WORK REQUIRED – Go through the material and pull out every line with the string "image" in it.

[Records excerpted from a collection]
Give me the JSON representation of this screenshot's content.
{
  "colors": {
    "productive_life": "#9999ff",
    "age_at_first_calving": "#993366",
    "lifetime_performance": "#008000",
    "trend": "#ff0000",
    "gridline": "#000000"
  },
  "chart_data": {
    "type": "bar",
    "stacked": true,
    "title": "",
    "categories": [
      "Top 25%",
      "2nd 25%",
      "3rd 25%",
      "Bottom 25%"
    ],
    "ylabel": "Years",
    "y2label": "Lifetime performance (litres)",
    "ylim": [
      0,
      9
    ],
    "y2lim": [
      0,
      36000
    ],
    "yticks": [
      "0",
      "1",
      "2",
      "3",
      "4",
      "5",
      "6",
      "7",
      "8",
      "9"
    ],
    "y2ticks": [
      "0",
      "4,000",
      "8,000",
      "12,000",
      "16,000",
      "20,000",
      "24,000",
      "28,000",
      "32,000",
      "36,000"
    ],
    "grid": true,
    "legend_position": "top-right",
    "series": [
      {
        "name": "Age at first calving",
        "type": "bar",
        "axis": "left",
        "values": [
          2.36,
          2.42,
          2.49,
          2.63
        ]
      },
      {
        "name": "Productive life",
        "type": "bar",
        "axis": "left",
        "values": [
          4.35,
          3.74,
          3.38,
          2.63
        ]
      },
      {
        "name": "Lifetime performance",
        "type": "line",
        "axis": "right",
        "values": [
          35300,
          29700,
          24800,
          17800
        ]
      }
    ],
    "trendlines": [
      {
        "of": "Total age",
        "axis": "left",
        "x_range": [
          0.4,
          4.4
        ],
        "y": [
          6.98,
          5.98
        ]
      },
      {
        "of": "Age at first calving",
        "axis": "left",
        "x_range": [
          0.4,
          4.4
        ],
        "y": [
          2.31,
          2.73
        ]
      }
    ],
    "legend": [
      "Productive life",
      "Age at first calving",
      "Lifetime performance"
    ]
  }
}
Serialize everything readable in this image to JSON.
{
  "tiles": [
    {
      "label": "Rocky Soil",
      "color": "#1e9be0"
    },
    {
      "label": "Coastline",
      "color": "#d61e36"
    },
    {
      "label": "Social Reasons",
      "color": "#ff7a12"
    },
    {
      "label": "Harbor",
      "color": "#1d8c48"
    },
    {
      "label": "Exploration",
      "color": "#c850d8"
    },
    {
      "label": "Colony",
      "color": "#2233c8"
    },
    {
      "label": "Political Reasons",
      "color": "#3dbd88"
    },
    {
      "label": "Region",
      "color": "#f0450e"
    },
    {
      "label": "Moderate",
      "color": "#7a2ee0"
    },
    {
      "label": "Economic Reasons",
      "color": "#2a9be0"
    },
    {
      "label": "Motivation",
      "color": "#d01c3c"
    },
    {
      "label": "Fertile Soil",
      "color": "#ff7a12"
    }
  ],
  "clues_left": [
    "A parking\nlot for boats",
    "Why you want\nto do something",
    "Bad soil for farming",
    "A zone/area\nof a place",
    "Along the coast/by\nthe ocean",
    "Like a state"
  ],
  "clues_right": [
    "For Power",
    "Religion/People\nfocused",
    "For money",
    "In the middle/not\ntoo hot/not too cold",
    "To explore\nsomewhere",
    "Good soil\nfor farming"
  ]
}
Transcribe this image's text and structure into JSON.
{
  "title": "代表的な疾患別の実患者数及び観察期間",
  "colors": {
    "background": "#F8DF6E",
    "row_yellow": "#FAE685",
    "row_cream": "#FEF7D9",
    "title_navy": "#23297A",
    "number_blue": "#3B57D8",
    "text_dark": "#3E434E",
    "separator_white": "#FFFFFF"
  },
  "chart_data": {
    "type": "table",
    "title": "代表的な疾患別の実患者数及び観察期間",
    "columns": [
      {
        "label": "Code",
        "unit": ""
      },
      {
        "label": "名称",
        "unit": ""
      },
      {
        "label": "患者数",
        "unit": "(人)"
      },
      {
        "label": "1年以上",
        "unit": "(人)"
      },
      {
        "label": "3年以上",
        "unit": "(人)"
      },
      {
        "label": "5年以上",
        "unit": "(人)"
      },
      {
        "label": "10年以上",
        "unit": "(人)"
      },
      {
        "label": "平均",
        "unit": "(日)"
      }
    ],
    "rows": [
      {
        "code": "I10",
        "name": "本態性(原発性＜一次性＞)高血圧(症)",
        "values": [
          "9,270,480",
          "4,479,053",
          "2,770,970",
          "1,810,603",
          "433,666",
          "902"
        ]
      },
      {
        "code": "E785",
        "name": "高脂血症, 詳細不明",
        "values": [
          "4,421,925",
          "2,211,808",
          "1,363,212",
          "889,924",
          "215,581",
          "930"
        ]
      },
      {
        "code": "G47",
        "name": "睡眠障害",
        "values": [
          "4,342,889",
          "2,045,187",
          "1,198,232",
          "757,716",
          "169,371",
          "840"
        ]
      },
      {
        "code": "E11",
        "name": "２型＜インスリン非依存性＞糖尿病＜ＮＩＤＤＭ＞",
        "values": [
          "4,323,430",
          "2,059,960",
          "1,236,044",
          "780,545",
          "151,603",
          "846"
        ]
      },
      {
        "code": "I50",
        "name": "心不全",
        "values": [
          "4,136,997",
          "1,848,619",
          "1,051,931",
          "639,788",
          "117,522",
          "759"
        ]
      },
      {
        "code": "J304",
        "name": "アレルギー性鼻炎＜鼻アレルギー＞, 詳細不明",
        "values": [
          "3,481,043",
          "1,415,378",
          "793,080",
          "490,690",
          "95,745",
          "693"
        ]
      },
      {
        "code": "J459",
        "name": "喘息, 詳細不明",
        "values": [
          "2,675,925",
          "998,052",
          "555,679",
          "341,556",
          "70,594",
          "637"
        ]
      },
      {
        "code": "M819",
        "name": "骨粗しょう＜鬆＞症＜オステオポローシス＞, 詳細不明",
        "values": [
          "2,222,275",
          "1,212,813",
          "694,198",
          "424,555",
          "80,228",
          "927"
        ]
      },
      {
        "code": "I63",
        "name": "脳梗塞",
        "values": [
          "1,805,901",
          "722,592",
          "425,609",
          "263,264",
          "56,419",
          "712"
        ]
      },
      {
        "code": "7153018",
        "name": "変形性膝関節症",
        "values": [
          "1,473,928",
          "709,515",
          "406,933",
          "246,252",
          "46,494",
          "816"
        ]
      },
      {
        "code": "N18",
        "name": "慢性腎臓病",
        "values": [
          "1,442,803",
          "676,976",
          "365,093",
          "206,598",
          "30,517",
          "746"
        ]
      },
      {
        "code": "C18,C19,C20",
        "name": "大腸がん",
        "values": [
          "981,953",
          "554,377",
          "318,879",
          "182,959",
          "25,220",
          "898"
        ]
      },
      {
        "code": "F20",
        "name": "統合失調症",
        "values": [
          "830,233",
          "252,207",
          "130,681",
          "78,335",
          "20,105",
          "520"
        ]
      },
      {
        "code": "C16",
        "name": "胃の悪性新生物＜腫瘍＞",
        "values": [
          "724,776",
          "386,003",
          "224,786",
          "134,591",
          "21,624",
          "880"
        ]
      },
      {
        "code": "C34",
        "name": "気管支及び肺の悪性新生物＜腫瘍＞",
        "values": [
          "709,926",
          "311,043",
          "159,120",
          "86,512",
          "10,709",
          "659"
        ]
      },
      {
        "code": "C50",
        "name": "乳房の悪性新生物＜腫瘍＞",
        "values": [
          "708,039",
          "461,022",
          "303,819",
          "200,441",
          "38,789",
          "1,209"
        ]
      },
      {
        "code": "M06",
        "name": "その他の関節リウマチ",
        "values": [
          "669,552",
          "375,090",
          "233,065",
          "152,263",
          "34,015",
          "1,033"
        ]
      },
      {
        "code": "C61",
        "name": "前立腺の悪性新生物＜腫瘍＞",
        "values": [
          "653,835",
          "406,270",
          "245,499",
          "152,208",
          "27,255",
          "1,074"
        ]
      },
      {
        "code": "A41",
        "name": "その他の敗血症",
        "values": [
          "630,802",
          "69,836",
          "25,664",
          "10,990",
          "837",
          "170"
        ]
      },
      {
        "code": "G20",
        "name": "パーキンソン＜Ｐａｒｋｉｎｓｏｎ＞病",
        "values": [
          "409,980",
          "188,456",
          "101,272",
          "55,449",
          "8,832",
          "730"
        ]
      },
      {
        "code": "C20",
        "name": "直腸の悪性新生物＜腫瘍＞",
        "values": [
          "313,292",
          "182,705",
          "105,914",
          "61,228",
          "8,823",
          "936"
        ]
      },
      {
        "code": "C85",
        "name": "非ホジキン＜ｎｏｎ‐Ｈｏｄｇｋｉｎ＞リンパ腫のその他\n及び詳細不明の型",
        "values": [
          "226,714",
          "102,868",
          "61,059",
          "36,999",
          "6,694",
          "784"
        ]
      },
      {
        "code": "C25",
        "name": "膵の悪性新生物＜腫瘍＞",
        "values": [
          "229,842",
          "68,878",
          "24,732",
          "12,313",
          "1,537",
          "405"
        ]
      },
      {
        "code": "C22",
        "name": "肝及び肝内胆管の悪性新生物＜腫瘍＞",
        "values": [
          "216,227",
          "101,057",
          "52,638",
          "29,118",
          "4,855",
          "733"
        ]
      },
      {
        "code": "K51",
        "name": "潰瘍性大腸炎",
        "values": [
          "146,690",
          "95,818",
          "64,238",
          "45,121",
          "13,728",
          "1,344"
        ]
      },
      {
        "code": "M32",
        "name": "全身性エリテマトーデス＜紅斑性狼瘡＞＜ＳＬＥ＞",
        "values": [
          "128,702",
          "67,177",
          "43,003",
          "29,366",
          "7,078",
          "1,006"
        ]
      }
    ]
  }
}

WRITTEN RESPONSE –
Serialize everything readable in this image to JSON.
Transcribe this image's text and structure into JSON.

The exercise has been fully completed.